[Entries with figure data]
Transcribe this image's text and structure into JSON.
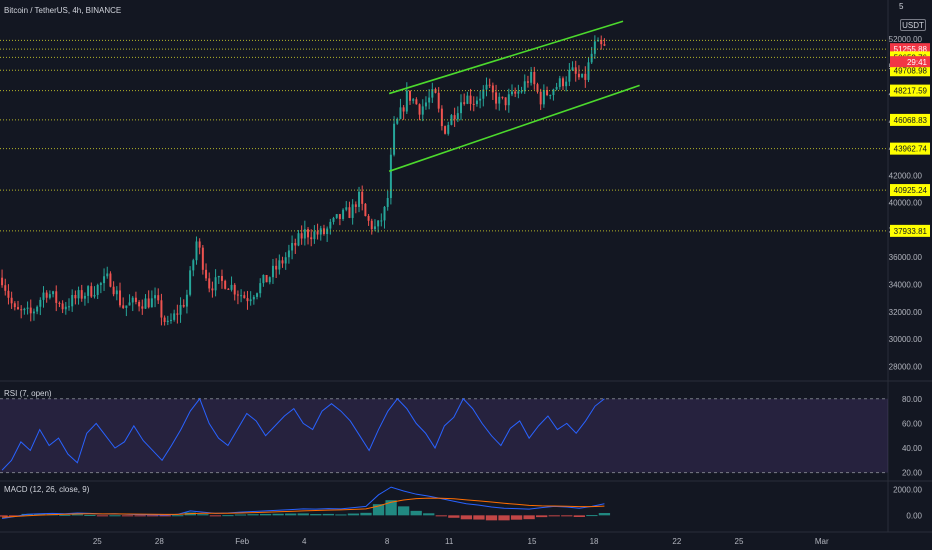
{
  "header": {
    "title": "Bitcoin / TetherUS, 4h, BINANCE",
    "currency": "USDT",
    "top_value": "5"
  },
  "chart_data": [
    {
      "type": "candlestick",
      "title": "Bitcoin / TetherUS, 4h, BINANCE",
      "y_ticks": [
        28000,
        30000,
        32000,
        34000,
        36000,
        38000,
        40000,
        42000,
        44000,
        46000,
        48000,
        50000,
        52000
      ],
      "y_tick_labels": [
        "28000.00",
        "30000.00",
        "32000.00",
        "34000.00",
        "36000.00",
        "38000.00",
        "40000.00",
        "42000.00",
        "44000.00",
        "46000.00",
        "48000.00",
        "50000.00",
        "52000.00"
      ],
      "ylim": [
        27000,
        54200
      ],
      "x_ticks": [
        {
          "label": "25",
          "day": 25
        },
        {
          "label": "28",
          "day": 28
        },
        {
          "label": "Feb",
          "day": 32
        },
        {
          "label": "4",
          "day": 35
        },
        {
          "label": "8",
          "day": 39
        },
        {
          "label": "11",
          "day": 42
        },
        {
          "label": "15",
          "day": 46
        },
        {
          "label": "18",
          "day": 49
        },
        {
          "label": "22",
          "day": 53
        },
        {
          "label": "25",
          "day": 56
        },
        {
          "label": "Mar",
          "day": 60
        }
      ],
      "x_range_days": [
        20.3,
        63.2
      ],
      "anchors": [
        [
          20.4,
          34500
        ],
        [
          21.0,
          32000
        ],
        [
          21.8,
          31800
        ],
        [
          22.5,
          33600
        ],
        [
          23.3,
          32400
        ],
        [
          24.2,
          33200
        ],
        [
          25.0,
          33800
        ],
        [
          25.6,
          34500
        ],
        [
          26.2,
          32400
        ],
        [
          27.0,
          32700
        ],
        [
          27.8,
          32800
        ],
        [
          28.4,
          30900
        ],
        [
          29.3,
          33000
        ],
        [
          29.8,
          37200
        ],
        [
          30.4,
          34000
        ],
        [
          31.2,
          34200
        ],
        [
          32.2,
          33000
        ],
        [
          33.2,
          34400
        ],
        [
          34.0,
          35800
        ],
        [
          35.0,
          37800
        ],
        [
          35.9,
          37700
        ],
        [
          36.7,
          38900
        ],
        [
          37.3,
          39400
        ],
        [
          37.6,
          40500
        ],
        [
          38.0,
          38700
        ],
        [
          38.5,
          38000
        ],
        [
          39.0,
          39800
        ],
        [
          39.3,
          45200
        ],
        [
          39.6,
          46300
        ],
        [
          40.0,
          48000
        ],
        [
          40.6,
          46900
        ],
        [
          41.3,
          48000
        ],
        [
          41.7,
          45200
        ],
        [
          42.2,
          46500
        ],
        [
          42.7,
          47800
        ],
        [
          43.2,
          47500
        ],
        [
          43.8,
          48300
        ],
        [
          44.5,
          47300
        ],
        [
          45.0,
          47700
        ],
        [
          45.5,
          48300
        ],
        [
          45.9,
          49300
        ],
        [
          46.4,
          47600
        ],
        [
          46.9,
          48300
        ],
        [
          47.4,
          48800
        ],
        [
          47.9,
          49600
        ],
        [
          48.5,
          48800
        ],
        [
          49.0,
          51500
        ],
        [
          49.5,
          51300
        ]
      ],
      "price_levels": [
        {
          "value": 51255.88,
          "label": "51255.88",
          "style": "current"
        },
        {
          "value": 50652.76,
          "label": "50652.76"
        },
        {
          "value": 49708.98,
          "label": "49708.98"
        },
        {
          "value": 48217.59,
          "label": "48217.59"
        },
        {
          "value": 46068.83,
          "label": "46068.83"
        },
        {
          "value": 43962.74,
          "label": "43962.74"
        },
        {
          "value": 40925.24,
          "label": "40925.24"
        },
        {
          "value": 37933.81,
          "label": "37933.81"
        }
      ],
      "countdown": "29:41",
      "extra_level": 51900,
      "channel_lines": [
        {
          "from": [
            39.1,
            48000
          ],
          "to": [
            50.4,
            53300
          ]
        },
        {
          "from": [
            39.1,
            42300
          ],
          "to": [
            51.2,
            48600
          ]
        }
      ],
      "colors": {
        "up": "#26a69a",
        "down": "#ef5350",
        "channel": "#4cd92d",
        "level_line": "#b5b52a",
        "level_label": "#ffff00",
        "current_label": "#f23645"
      }
    },
    {
      "type": "line",
      "title": "RSI (7, open)",
      "y_ticks": [
        20,
        40,
        60,
        80
      ],
      "y_tick_labels": [
        "20.00",
        "40.00",
        "60.00",
        "80.00"
      ],
      "ylim": [
        14,
        92
      ],
      "band": [
        20,
        80
      ],
      "series": [
        {
          "values": [
            22,
            30,
            45,
            38,
            55,
            42,
            48,
            35,
            28,
            52,
            60,
            50,
            40,
            45,
            58,
            46,
            38,
            30,
            42,
            55,
            70,
            80,
            60,
            48,
            42,
            55,
            68,
            62,
            50,
            58,
            66,
            72,
            60,
            55,
            70,
            76,
            70,
            62,
            50,
            38,
            55,
            70,
            80,
            72,
            60,
            52,
            40,
            58,
            65,
            80,
            72,
            60,
            50,
            42,
            56,
            62,
            48,
            58,
            66,
            55,
            60,
            52,
            62,
            74,
            80
          ]
        }
      ],
      "colors": {
        "line": "#2962ff",
        "band": "#7e57c2"
      }
    },
    {
      "type": "histogram_line",
      "title": "MACD (12, 26, close, 9)",
      "y_ticks": [
        0,
        2000
      ],
      "y_tick_labels": [
        "0.00",
        "2000.00"
      ],
      "ylim": [
        -1300,
        2600
      ],
      "macd": [
        -250,
        -100,
        80,
        120,
        150,
        120,
        180,
        150,
        100,
        120,
        80,
        60,
        50,
        20,
        80,
        350,
        250,
        150,
        180,
        250,
        300,
        350,
        400,
        450,
        500,
        480,
        520,
        500,
        600,
        700,
        1600,
        2200,
        1900,
        1650,
        1500,
        1300,
        1100,
        900,
        800,
        650,
        550,
        520,
        480,
        600,
        700,
        650,
        550,
        700,
        900
      ],
      "signal": [
        -150,
        -90,
        -30,
        20,
        60,
        80,
        110,
        120,
        115,
        115,
        105,
        95,
        85,
        70,
        72,
        130,
        160,
        160,
        165,
        185,
        210,
        240,
        275,
        310,
        350,
        380,
        410,
        430,
        460,
        505,
        730,
        1020,
        1200,
        1300,
        1340,
        1330,
        1290,
        1210,
        1130,
        1040,
        940,
        860,
        780,
        740,
        730,
        710,
        680,
        680,
        720
      ],
      "colors": {
        "macd": "#2962ff",
        "signal": "#ff6d00",
        "hist_up": "#26a69a",
        "hist_down": "#ef5350"
      }
    }
  ]
}
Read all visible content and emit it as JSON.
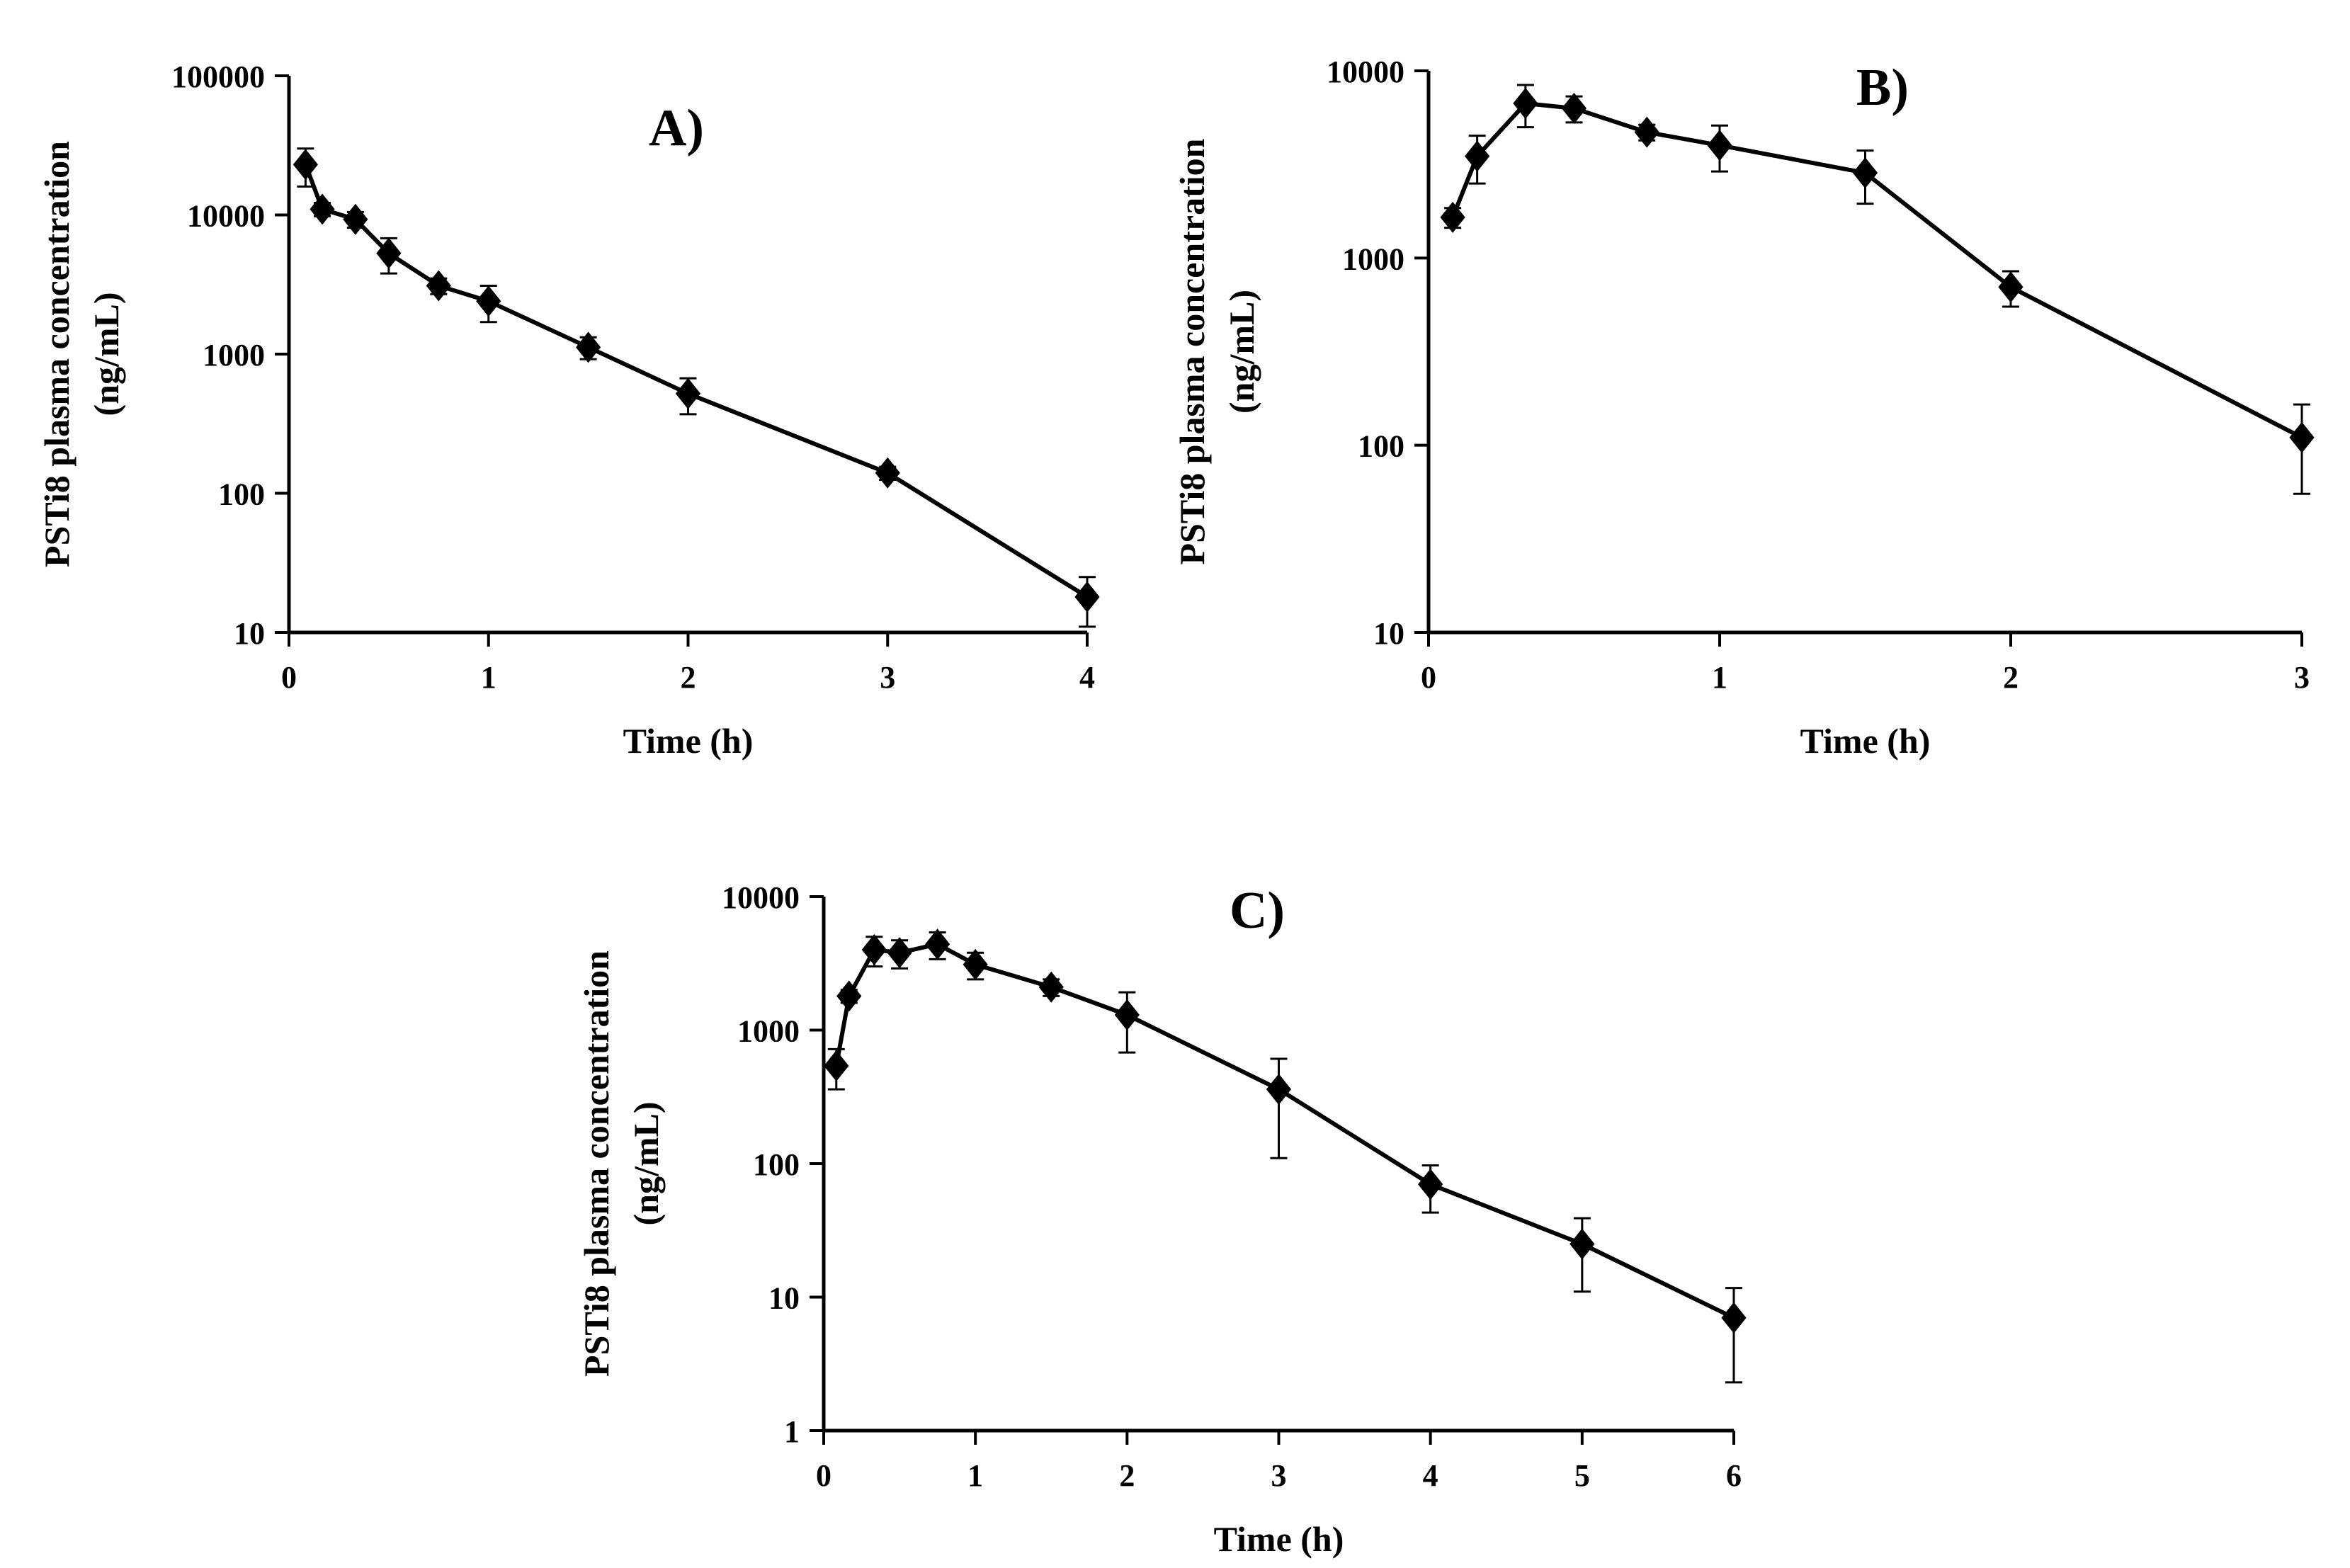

What needs to be done: Make a word-for-word copy of the entries, without any pictures.

Output:
Transcribe this image's text and structure into JSON.
{
  "header": {
    "title": "Bitcoin / TetherUS, 4h, BINANCE",
    "currency": "USDT",
    "top_value": "5"
  },
  "chart_data": [
    {
      "type": "candlestick",
      "title": "Bitcoin / TetherUS, 4h, BINANCE",
      "y_ticks": [
        28000,
        30000,
        32000,
        34000,
        36000,
        38000,
        40000,
        42000,
        44000,
        46000,
        48000,
        50000,
        52000
      ],
      "y_tick_labels": [
        "28000.00",
        "30000.00",
        "32000.00",
        "34000.00",
        "36000.00",
        "38000.00",
        "40000.00",
        "42000.00",
        "44000.00",
        "46000.00",
        "48000.00",
        "50000.00",
        "52000.00"
      ],
      "ylim": [
        27000,
        54200
      ],
      "x_ticks": [
        {
          "label": "25",
          "day": 25
        },
        {
          "label": "28",
          "day": 28
        },
        {
          "label": "Feb",
          "day": 32
        },
        {
          "label": "4",
          "day": 35
        },
        {
          "label": "8",
          "day": 39
        },
        {
          "label": "11",
          "day": 42
        },
        {
          "label": "15",
          "day": 46
        },
        {
          "label": "18",
          "day": 49
        },
        {
          "label": "22",
          "day": 53
        },
        {
          "label": "25",
          "day": 56
        },
        {
          "label": "Mar",
          "day": 60
        }
      ],
      "x_range_days": [
        20.3,
        63.2
      ],
      "anchors": [
        [
          20.4,
          34500
        ],
        [
          21.0,
          32000
        ],
        [
          21.8,
          31800
        ],
        [
          22.5,
          33600
        ],
        [
          23.3,
          32400
        ],
        [
          24.2,
          33200
        ],
        [
          25.0,
          33800
        ],
        [
          25.6,
          34500
        ],
        [
          26.2,
          32400
        ],
        [
          27.0,
          32700
        ],
        [
          27.8,
          32800
        ],
        [
          28.4,
          30900
        ],
        [
          29.3,
          33000
        ],
        [
          29.8,
          37200
        ],
        [
          30.4,
          34000
        ],
        [
          31.2,
          34200
        ],
        [
          32.2,
          33000
        ],
        [
          33.2,
          34400
        ],
        [
          34.0,
          35800
        ],
        [
          35.0,
          37800
        ],
        [
          35.9,
          37700
        ],
        [
          36.7,
          38900
        ],
        [
          37.3,
          39400
        ],
        [
          37.6,
          40500
        ],
        [
          38.0,
          38700
        ],
        [
          38.5,
          38000
        ],
        [
          39.0,
          39800
        ],
        [
          39.3,
          45200
        ],
        [
          39.6,
          46300
        ],
        [
          40.0,
          48000
        ],
        [
          40.6,
          46900
        ],
        [
          41.3,
          48000
        ],
        [
          41.7,
          45200
        ],
        [
          42.2,
          46500
        ],
        [
          42.7,
          47800
        ],
        [
          43.2,
          47500
        ],
        [
          43.8,
          48300
        ],
        [
          44.5,
          47300
        ],
        [
          45.0,
          47700
        ],
        [
          45.5,
          48300
        ],
        [
          45.9,
          49300
        ],
        [
          46.4,
          47600
        ],
        [
          46.9,
          48300
        ],
        [
          47.4,
          48800
        ],
        [
          47.9,
          49600
        ],
        [
          48.5,
          48800
        ],
        [
          49.0,
          51500
        ],
        [
          49.5,
          51300
        ]
      ],
      "price_levels": [
        {
          "value": 51255.88,
          "label": "51255.88",
          "style": "current"
        },
        {
          "value": 50652.76,
          "label": "50652.76"
        },
        {
          "value": 49708.98,
          "label": "49708.98"
        },
        {
          "value": 48217.59,
          "label": "48217.59"
        },
        {
          "value": 46068.83,
          "label": "46068.83"
        },
        {
          "value": 43962.74,
          "label": "43962.74"
        },
        {
          "value": 40925.24,
          "label": "40925.24"
        },
        {
          "value": 37933.81,
          "label": "37933.81"
        }
      ],
      "countdown": "29:41",
      "extra_level": 51900,
      "channel_lines": [
        {
          "from": [
            39.1,
            48000
          ],
          "to": [
            50.4,
            53300
          ]
        },
        {
          "from": [
            39.1,
            42300
          ],
          "to": [
            51.2,
            48600
          ]
        }
      ],
      "colors": {
        "up": "#26a69a",
        "down": "#ef5350",
        "channel": "#4cd92d",
        "level_line": "#b5b52a",
        "level_label": "#ffff00",
        "current_label": "#f23645"
      }
    },
    {
      "type": "line",
      "title": "RSI (7, open)",
      "y_ticks": [
        20,
        40,
        60,
        80
      ],
      "y_tick_labels": [
        "20.00",
        "40.00",
        "60.00",
        "80.00"
      ],
      "ylim": [
        14,
        92
      ],
      "band": [
        20,
        80
      ],
      "series": [
        {
          "values": [
            22,
            30,
            45,
            38,
            55,
            42,
            48,
            35,
            28,
            52,
            60,
            50,
            40,
            45,
            58,
            46,
            38,
            30,
            42,
            55,
            70,
            80,
            60,
            48,
            42,
            55,
            68,
            62,
            50,
            58,
            66,
            72,
            60,
            55,
            70,
            76,
            70,
            62,
            50,
            38,
            55,
            70,
            80,
            72,
            60,
            52,
            40,
            58,
            65,
            80,
            72,
            60,
            50,
            42,
            56,
            62,
            48,
            58,
            66,
            55,
            60,
            52,
            62,
            74,
            80
          ]
        }
      ],
      "colors": {
        "line": "#2962ff",
        "band": "#7e57c2"
      }
    },
    {
      "type": "histogram_line",
      "title": "MACD (12, 26, close, 9)",
      "y_ticks": [
        0,
        2000
      ],
      "y_tick_labels": [
        "0.00",
        "2000.00"
      ],
      "ylim": [
        -1300,
        2600
      ],
      "macd": [
        -250,
        -100,
        80,
        120,
        150,
        120,
        180,
        150,
        100,
        120,
        80,
        60,
        50,
        20,
        80,
        350,
        250,
        150,
        180,
        250,
        300,
        350,
        400,
        450,
        500,
        480,
        520,
        500,
        600,
        700,
        1600,
        2200,
        1900,
        1650,
        1500,
        1300,
        1100,
        900,
        800,
        650,
        550,
        520,
        480,
        600,
        700,
        650,
        550,
        700,
        900
      ],
      "signal": [
        -150,
        -90,
        -30,
        20,
        60,
        80,
        110,
        120,
        115,
        115,
        105,
        95,
        85,
        70,
        72,
        130,
        160,
        160,
        165,
        185,
        210,
        240,
        275,
        310,
        350,
        380,
        410,
        430,
        460,
        505,
        730,
        1020,
        1200,
        1300,
        1340,
        1330,
        1290,
        1210,
        1130,
        1040,
        940,
        860,
        780,
        740,
        730,
        710,
        680,
        680,
        720
      ],
      "colors": {
        "macd": "#2962ff",
        "signal": "#ff6d00",
        "hist_up": "#26a69a",
        "hist_down": "#ef5350"
      }
    }
  ]
}
Read all visible content and emit it as JSON.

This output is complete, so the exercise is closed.